TASK GOAL: Tally the lines that include "this". Output the number only.

Entries from a dataset:
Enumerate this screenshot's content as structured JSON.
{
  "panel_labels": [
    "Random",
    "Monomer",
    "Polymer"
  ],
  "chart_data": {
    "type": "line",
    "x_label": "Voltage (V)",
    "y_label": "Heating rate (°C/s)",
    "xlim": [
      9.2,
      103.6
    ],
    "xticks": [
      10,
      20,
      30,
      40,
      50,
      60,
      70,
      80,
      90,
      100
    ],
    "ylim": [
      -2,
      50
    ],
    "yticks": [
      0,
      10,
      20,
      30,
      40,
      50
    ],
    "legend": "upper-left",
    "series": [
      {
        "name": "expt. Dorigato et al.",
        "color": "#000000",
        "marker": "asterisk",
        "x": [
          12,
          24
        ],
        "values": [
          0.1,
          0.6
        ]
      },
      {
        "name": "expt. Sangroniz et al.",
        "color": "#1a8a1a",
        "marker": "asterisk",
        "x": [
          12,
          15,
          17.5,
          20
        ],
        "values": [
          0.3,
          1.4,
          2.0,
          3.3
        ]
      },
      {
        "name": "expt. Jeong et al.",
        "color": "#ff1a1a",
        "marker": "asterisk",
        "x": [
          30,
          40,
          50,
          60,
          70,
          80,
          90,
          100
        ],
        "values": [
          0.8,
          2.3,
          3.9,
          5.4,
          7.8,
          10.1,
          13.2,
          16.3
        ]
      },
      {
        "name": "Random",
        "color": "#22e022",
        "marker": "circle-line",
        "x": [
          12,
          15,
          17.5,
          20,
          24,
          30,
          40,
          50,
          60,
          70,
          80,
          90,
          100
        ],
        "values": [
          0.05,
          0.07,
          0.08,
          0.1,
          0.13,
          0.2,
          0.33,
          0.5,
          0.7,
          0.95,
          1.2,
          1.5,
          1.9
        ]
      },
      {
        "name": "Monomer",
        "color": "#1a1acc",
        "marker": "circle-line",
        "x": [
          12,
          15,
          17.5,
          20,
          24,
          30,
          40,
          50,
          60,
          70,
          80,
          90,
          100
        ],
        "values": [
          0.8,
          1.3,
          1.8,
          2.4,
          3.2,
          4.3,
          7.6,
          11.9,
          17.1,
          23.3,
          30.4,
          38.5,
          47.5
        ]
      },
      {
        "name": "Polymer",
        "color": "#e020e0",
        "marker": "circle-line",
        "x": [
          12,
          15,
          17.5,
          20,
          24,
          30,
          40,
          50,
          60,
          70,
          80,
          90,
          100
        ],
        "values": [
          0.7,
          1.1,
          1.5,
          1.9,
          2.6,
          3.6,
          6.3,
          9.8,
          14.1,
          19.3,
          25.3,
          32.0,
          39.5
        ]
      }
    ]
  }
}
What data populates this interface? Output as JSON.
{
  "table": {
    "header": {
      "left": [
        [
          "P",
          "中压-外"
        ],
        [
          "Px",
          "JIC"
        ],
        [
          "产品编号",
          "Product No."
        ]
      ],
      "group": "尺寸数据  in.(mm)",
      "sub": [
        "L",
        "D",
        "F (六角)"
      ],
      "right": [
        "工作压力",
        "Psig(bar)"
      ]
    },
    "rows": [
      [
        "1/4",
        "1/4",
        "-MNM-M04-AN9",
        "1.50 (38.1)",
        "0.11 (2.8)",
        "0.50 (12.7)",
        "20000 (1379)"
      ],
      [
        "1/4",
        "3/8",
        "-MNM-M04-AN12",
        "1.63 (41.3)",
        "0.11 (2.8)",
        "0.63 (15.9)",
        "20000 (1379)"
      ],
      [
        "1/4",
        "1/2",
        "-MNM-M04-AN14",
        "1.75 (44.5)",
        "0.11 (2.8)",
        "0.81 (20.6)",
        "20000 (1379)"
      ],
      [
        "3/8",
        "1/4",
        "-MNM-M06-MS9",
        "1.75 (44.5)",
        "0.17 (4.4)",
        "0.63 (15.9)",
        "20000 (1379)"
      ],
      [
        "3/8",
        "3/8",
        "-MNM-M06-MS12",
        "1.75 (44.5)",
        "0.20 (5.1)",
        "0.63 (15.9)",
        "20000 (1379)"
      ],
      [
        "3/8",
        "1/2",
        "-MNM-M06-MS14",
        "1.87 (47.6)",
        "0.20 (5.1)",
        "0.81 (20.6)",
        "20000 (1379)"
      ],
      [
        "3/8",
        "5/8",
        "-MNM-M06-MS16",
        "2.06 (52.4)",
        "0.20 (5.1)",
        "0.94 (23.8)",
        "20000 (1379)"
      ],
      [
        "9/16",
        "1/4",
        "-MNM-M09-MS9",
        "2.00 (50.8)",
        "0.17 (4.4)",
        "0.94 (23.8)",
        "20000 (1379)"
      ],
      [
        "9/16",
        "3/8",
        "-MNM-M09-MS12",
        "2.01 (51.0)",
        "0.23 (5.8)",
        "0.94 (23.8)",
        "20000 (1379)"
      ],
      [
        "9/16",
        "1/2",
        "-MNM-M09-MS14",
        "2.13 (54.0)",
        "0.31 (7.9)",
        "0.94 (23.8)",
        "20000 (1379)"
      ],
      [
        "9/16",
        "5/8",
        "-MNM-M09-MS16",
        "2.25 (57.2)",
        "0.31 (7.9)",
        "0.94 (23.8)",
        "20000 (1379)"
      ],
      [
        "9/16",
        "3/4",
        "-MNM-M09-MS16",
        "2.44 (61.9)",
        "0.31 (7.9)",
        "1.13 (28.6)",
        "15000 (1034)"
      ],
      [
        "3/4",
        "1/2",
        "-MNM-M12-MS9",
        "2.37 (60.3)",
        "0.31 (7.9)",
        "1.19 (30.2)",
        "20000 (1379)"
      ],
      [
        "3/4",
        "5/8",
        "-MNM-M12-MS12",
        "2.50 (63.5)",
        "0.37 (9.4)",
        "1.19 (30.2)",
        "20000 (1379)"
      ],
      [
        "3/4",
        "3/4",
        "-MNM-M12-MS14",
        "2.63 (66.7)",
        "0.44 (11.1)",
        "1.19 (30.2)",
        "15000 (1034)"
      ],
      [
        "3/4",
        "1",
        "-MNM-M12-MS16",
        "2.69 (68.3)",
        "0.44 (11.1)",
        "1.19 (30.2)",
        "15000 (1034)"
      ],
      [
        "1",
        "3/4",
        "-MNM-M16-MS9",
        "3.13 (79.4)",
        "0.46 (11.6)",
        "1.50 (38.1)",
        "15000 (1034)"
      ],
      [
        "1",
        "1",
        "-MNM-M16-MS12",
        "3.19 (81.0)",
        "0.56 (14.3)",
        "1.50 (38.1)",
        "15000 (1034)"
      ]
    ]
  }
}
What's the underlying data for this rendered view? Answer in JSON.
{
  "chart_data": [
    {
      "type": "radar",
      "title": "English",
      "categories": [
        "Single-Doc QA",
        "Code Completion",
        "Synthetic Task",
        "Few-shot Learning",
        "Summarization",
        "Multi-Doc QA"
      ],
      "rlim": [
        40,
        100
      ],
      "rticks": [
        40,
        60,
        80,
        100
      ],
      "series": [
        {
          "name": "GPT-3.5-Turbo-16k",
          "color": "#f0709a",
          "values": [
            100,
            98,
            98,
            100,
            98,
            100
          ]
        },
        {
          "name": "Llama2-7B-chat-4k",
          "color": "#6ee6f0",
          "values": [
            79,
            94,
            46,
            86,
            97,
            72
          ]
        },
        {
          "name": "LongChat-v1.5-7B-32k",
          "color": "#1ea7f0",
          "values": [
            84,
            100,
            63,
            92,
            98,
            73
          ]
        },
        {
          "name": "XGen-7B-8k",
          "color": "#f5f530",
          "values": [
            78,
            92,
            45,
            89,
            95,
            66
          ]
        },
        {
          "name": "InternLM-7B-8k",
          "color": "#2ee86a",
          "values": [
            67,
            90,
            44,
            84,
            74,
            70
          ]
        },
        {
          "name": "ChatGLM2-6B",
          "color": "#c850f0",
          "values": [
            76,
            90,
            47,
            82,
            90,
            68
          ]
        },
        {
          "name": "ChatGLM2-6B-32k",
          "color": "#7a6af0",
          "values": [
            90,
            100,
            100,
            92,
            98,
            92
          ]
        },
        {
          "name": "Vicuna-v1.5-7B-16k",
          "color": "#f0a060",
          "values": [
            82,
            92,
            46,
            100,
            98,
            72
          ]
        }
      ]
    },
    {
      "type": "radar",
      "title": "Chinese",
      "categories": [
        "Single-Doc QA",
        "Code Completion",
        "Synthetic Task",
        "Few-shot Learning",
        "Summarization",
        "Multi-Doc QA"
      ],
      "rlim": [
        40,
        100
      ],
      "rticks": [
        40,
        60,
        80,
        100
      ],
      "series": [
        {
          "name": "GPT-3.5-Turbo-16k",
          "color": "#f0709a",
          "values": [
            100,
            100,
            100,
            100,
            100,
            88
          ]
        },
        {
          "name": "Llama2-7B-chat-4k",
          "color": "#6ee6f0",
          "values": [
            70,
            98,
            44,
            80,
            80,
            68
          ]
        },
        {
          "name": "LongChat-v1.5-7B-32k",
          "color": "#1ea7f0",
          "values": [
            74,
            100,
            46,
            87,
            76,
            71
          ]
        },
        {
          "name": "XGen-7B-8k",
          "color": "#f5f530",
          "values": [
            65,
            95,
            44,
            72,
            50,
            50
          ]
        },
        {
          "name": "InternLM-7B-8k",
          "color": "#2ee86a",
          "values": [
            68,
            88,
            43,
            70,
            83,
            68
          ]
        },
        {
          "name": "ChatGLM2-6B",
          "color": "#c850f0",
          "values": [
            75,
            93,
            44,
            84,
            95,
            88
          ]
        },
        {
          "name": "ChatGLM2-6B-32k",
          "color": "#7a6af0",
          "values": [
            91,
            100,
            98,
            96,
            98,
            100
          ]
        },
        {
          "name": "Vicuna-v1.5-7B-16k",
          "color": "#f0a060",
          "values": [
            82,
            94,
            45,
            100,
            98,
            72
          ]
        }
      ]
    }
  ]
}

FINAL RESULT: 3